What is Obama’s strategy in Egypt?

The president is keen to avoid “meddling”, but US interests go far wider than the next Egyptian lead

By Felicity Spector

Regime change: as unpredictable as it is uncertain. And as White House officials discuss the options for a post-Mubarak regime, questions are being raised over President Obama’s strategy and the speed of his response.

This isn’t just a question of making policy on the hoof as fast-moving events in Egypt leave the administration running to catch up. It’s a question of values: of intervention, of autonomy, of the best way of fostering democracy and stability in the Middle East.

There’s been much trawling through the principles that President Obama outlined in his Cairo speech in 2009, when he reached out a hand to the Muslim world. Back then, the chief lesson Obama had learned from Iraq was that too much US interference would prove supremely counterproductive – though he was also keen to champion his core values, warning dictators that “suppressing ideas never succeeds in making them go away”. In June that same year, Obama resisted pressure to back protesters in Iran after its disputed presidential elections, saying it would not be productive to be “seen as meddling”.

* [Stated problem]
According to the article on Obama's strategy in Egypt, what did Obama resist in June 2009? Please answer in one sentence.

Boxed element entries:
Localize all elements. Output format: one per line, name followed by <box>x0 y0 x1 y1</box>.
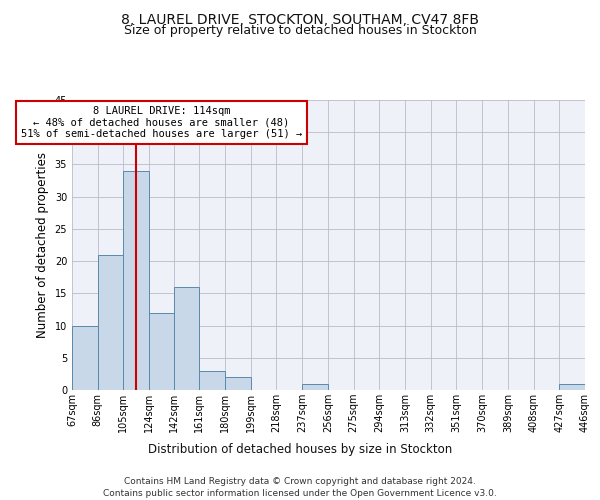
Text: 8, LAUREL DRIVE, STOCKTON, SOUTHAM, CV47 8FB: 8, LAUREL DRIVE, STOCKTON, SOUTHAM, CV47… <box>121 12 479 26</box>
Bar <box>225 377 251 390</box>
Y-axis label: Number of detached properties: Number of detached properties <box>36 152 49 338</box>
Bar <box>199 370 225 390</box>
Bar <box>124 171 149 390</box>
Text: 8 LAUREL DRIVE: 114sqm
← 48% of detached houses are smaller (48)
51% of semi-det: 8 LAUREL DRIVE: 114sqm ← 48% of detached… <box>21 106 302 139</box>
Bar <box>302 384 328 390</box>
Text: Size of property relative to detached houses in Stockton: Size of property relative to detached ho… <box>124 24 476 37</box>
Text: Contains HM Land Registry data © Crown copyright and database right 2024.
Contai: Contains HM Land Registry data © Crown c… <box>103 476 497 498</box>
Bar <box>173 287 199 390</box>
Text: Distribution of detached houses by size in Stockton: Distribution of detached houses by size … <box>148 442 452 456</box>
Bar <box>98 254 124 390</box>
Bar <box>72 326 98 390</box>
Bar <box>559 384 585 390</box>
Bar <box>149 312 173 390</box>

* [Solution to this exercise]
He resisted pressure to back protesters in Iran after its disputed presidential elections.